* start INFORMATION GIVEN *
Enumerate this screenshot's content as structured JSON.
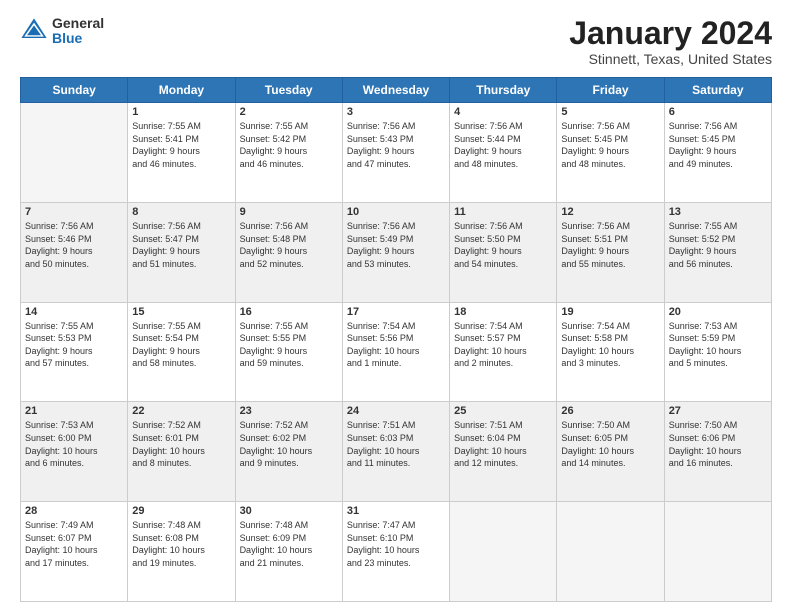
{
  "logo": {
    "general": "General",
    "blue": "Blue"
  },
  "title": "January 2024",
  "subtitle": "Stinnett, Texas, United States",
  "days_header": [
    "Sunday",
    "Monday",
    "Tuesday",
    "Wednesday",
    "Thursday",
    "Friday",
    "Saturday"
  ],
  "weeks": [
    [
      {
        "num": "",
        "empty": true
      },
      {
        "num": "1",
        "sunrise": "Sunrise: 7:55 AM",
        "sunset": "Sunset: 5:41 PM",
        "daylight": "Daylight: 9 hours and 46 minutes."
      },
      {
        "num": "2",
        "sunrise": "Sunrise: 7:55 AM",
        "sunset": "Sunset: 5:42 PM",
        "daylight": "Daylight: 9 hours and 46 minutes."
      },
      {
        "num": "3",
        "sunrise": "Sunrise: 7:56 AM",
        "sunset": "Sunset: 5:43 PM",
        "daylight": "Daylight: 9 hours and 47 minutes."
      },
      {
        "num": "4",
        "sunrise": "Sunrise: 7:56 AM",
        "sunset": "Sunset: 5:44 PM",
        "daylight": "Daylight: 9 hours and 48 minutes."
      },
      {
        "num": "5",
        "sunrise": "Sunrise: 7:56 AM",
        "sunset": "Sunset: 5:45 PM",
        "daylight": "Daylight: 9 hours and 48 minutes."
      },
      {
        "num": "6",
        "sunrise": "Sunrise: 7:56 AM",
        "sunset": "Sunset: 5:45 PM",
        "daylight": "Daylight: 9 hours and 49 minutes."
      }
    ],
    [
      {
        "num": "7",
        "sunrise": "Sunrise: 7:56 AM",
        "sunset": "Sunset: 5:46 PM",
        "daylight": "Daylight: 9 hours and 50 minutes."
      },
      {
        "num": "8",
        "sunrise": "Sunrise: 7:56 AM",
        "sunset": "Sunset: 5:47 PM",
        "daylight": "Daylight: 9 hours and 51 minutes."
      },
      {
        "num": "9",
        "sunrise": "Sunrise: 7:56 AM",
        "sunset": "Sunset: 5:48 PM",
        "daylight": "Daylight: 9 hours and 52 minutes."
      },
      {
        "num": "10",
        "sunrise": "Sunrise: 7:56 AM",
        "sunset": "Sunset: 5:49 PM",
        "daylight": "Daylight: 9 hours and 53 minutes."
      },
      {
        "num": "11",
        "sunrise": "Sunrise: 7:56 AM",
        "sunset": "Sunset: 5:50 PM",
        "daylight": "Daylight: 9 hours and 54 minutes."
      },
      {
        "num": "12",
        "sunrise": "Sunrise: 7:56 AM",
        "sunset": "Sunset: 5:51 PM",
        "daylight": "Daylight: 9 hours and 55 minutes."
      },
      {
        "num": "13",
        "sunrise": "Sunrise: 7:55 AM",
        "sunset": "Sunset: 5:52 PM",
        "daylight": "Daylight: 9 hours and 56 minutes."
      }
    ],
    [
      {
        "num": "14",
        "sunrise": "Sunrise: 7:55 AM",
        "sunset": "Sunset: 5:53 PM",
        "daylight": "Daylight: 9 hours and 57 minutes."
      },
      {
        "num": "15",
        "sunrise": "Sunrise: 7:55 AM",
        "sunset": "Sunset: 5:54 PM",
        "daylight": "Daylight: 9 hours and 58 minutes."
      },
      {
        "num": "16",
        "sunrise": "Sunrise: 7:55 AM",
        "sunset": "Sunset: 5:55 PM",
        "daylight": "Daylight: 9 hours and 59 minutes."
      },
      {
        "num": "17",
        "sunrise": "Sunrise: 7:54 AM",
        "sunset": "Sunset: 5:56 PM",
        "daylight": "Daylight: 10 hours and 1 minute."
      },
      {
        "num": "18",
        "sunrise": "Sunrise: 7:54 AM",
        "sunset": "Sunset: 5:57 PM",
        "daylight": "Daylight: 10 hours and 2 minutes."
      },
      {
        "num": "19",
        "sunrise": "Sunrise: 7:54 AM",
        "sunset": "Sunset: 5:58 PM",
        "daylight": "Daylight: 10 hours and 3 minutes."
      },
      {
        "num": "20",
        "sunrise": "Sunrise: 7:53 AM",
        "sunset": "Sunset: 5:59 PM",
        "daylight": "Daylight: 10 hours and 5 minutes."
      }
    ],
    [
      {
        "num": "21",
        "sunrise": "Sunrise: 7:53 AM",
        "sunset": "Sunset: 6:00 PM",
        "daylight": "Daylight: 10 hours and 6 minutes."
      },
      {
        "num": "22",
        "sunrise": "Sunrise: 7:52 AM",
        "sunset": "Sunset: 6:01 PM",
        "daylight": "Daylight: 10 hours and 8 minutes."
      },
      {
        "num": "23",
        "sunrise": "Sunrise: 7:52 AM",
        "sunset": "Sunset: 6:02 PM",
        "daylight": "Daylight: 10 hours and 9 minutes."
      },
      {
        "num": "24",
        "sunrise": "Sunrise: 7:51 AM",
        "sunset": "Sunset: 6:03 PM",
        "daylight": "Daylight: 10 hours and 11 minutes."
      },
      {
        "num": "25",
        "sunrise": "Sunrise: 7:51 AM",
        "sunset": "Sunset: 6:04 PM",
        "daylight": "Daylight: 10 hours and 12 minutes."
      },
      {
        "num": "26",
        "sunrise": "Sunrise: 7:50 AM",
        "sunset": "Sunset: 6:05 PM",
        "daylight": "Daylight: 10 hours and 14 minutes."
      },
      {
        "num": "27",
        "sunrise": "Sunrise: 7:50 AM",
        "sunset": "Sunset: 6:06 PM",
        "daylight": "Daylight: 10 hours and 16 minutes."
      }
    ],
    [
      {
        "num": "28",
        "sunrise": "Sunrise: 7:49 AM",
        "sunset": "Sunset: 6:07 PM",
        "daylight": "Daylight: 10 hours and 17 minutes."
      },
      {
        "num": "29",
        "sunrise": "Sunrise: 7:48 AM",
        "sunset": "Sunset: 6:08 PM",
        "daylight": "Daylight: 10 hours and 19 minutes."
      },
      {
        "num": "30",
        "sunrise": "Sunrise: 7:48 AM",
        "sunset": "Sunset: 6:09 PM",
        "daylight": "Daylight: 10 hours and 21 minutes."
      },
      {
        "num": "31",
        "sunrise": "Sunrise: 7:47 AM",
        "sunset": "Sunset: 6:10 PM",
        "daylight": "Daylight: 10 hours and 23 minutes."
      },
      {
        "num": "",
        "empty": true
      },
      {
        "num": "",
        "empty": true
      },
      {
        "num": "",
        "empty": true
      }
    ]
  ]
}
* end INFORMATION GIVEN *
* start INFORMATION GIVEN *
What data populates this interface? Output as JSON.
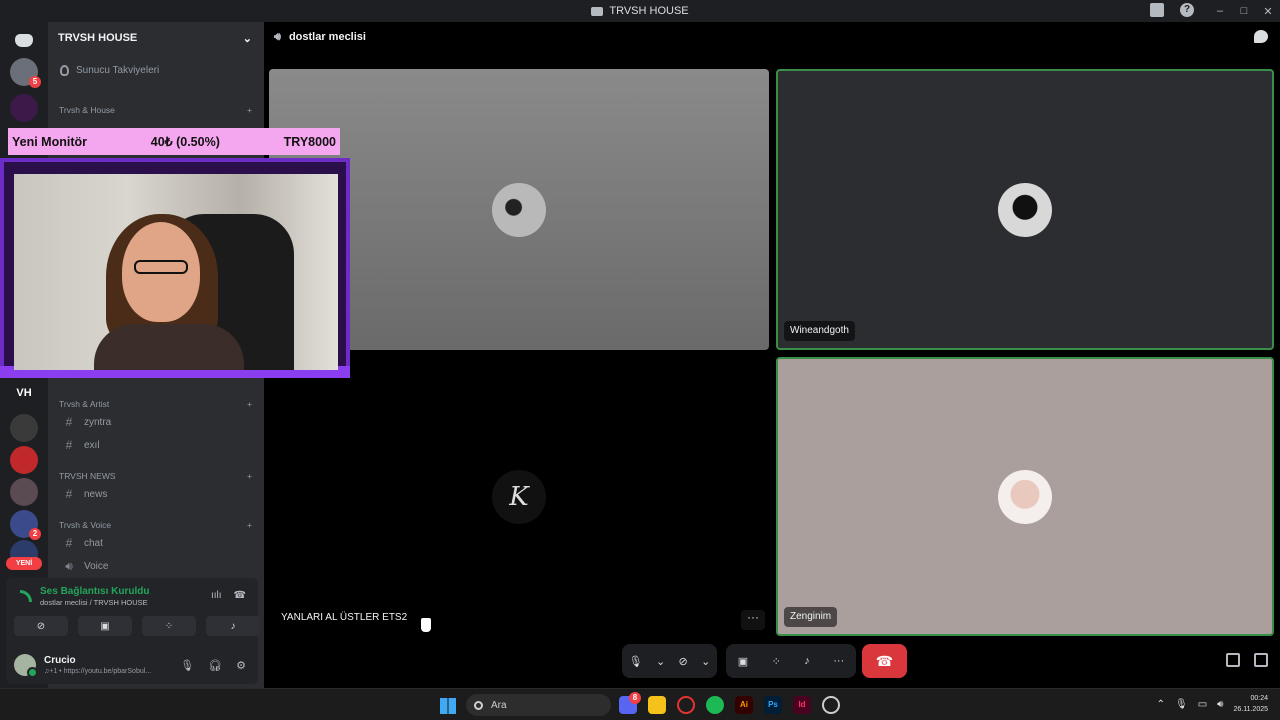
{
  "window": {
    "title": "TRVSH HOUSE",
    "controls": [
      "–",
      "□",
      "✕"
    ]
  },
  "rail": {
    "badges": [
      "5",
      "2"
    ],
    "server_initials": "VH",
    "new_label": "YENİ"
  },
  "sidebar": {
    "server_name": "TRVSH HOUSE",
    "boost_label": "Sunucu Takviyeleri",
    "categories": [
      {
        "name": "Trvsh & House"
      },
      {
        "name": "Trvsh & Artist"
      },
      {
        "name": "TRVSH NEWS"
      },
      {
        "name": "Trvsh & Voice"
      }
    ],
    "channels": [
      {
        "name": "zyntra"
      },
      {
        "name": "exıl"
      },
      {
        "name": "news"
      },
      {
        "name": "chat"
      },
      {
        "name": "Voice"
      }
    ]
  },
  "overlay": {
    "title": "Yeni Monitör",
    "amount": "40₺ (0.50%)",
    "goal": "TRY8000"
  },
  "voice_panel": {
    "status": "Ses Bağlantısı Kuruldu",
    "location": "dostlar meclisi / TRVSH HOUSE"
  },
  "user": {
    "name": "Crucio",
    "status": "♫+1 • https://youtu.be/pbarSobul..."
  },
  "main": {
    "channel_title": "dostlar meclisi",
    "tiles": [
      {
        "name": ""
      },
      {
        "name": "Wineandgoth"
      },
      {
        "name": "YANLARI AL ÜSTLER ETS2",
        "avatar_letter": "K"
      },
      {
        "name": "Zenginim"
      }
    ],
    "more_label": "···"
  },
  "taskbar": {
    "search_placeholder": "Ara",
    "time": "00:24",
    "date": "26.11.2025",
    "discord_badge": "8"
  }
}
* end INFORMATION GIVEN *
From the records given above, copy all lines containing "this".

__IN RESPONSE__.
Enumerate this screenshot's content as structured JSON.
What data populates this interface? Output as JSON.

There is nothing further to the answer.